%%

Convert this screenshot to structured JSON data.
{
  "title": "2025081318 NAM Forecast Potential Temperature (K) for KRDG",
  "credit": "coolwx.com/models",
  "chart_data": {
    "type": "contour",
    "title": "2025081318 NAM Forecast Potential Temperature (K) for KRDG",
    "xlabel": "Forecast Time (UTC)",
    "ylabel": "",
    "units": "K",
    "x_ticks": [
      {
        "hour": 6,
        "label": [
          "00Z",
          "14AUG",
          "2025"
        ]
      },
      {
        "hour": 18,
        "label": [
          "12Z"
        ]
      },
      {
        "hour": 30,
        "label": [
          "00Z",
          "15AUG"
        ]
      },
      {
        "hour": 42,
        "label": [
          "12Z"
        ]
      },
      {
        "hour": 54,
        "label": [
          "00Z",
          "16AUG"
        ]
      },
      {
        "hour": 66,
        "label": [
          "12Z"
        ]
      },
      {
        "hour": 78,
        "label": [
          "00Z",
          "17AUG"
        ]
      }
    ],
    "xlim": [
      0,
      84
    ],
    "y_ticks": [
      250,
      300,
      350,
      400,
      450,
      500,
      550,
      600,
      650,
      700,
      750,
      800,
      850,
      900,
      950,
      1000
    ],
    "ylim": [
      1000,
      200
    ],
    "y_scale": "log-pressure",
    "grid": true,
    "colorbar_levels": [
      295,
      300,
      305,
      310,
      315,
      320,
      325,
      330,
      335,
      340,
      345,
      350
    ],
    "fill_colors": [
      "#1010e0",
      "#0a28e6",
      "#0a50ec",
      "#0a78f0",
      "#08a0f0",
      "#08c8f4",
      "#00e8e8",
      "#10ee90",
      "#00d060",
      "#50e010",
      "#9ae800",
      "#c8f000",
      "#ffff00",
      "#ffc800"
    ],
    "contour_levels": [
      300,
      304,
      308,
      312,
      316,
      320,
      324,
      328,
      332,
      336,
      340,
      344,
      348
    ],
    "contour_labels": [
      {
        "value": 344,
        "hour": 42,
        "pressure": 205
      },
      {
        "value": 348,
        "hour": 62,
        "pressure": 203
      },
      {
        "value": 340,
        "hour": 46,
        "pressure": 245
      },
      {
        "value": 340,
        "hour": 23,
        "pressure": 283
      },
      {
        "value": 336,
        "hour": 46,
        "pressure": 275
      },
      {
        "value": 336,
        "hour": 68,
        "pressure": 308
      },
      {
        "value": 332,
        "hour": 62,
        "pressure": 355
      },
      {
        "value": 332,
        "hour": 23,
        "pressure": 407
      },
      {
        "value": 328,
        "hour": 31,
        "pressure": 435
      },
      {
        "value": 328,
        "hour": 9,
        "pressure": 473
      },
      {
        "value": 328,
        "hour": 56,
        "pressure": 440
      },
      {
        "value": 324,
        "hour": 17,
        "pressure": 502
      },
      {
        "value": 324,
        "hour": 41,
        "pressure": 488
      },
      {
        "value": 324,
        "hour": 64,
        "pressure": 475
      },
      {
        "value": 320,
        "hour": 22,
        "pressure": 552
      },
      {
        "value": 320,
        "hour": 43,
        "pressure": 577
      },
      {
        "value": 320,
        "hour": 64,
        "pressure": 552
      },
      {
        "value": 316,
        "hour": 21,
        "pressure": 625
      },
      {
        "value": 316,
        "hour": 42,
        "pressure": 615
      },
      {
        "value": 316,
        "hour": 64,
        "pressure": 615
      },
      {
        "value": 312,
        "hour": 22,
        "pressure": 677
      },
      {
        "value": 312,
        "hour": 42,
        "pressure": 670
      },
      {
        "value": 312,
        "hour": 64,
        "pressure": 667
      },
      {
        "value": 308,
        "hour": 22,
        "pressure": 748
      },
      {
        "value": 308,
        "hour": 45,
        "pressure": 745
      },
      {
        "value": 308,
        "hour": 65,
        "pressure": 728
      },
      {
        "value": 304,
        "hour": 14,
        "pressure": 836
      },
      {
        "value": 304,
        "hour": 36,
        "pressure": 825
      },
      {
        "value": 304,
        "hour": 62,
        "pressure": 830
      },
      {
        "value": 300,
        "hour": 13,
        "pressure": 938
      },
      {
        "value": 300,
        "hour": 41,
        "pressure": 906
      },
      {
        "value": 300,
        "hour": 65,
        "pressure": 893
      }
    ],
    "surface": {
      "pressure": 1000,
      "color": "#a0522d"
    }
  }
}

%%

- [Task to complete]:
Search the lines for the string "title" and copy every line that has it.

- [Expected answer]:
  "title": "2025081318 NAM Forecast Potential Temperature (K) for KRDG",
    "title": "2025081318 NAM Forecast Potential Temperature (K) for KRDG",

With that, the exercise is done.